● **Set problem**: Every line must be returned precisely as it is written.

● **Supplied entries**:
=-=-=

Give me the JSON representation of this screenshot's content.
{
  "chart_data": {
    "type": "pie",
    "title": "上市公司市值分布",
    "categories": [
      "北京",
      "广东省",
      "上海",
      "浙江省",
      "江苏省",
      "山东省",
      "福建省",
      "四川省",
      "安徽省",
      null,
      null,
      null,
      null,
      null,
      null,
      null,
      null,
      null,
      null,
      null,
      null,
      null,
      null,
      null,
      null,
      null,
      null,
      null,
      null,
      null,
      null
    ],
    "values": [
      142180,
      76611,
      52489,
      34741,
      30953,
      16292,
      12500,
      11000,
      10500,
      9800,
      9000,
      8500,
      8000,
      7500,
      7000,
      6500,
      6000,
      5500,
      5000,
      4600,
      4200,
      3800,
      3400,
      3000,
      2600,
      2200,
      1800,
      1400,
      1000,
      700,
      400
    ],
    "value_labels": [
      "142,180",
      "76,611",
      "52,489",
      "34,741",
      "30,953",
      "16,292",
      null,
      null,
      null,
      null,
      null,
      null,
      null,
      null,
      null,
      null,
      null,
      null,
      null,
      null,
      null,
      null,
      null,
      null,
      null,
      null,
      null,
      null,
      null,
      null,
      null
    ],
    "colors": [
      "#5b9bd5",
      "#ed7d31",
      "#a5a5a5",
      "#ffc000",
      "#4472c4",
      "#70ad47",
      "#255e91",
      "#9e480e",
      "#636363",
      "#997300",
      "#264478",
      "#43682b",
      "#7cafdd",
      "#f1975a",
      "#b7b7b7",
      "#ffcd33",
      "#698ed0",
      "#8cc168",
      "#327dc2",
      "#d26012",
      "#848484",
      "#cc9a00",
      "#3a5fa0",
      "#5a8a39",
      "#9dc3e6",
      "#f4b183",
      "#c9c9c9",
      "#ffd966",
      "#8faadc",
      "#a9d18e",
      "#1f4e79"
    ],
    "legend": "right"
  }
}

=-=-=

● **Reply to the task**:
Give me the JSON representation of this screenshot's content.
{
  "chart_data": {
    "type": "pie",
    "title": "上市公司市值分布",
    "categories": [
      "北京",
      "广东省",
      "上海",
      "浙江省",
      "江苏省",
      "山东省",
      "福建省",
      "四川省",
      "安徽省",
      null,
      null,
      null,
      null,
      null,
      null,
      null,
      null,
      null,
      null,
      null,
      null,
      null,
      null,
      null,
      null,
      null,
      null,
      null,
      null,
      null,
      null
    ],
    "values": [
      142180,
      76611,
      52489,
      34741,
      30953,
      16292,
      12500,
      11000,
      10500,
      9800,
      9000,
      8500,
      8000,
      7500,
      7000,
      6500,
      6000,
      5500,
      5000,
      4600,
      4200,
      3800,
      3400,
      3000,
      2600,
      2200,
      1800,
      1400,
      1000,
      700,
      400
    ],
    "value_labels": [
      "142,180",
      "76,611",
      "52,489",
      "34,741",
      "30,953",
      "16,292",
      null,
      null,
      null,
      null,
      null,
      null,
      null,
      null,
      null,
      null,
      null,
      null,
      null,
      null,
      null,
      null,
      null,
      null,
      null,
      null,
      null,
      null,
      null,
      null,
      null
    ],
    "colors": [
      "#5b9bd5",
      "#ed7d31",
      "#a5a5a5",
      "#ffc000",
      "#4472c4",
      "#70ad47",
      "#255e91",
      "#9e480e",
      "#636363",
      "#997300",
      "#264478",
      "#43682b",
      "#7cafdd",
      "#f1975a",
      "#b7b7b7",
      "#ffcd33",
      "#698ed0",
      "#8cc168",
      "#327dc2",
      "#d26012",
      "#848484",
      "#cc9a00",
      "#3a5fa0",
      "#5a8a39",
      "#9dc3e6",
      "#f4b183",
      "#c9c9c9",
      "#ffd966",
      "#8faadc",
      "#a9d18e",
      "#1f4e79"
    ],
    "legend": "right"
  }
}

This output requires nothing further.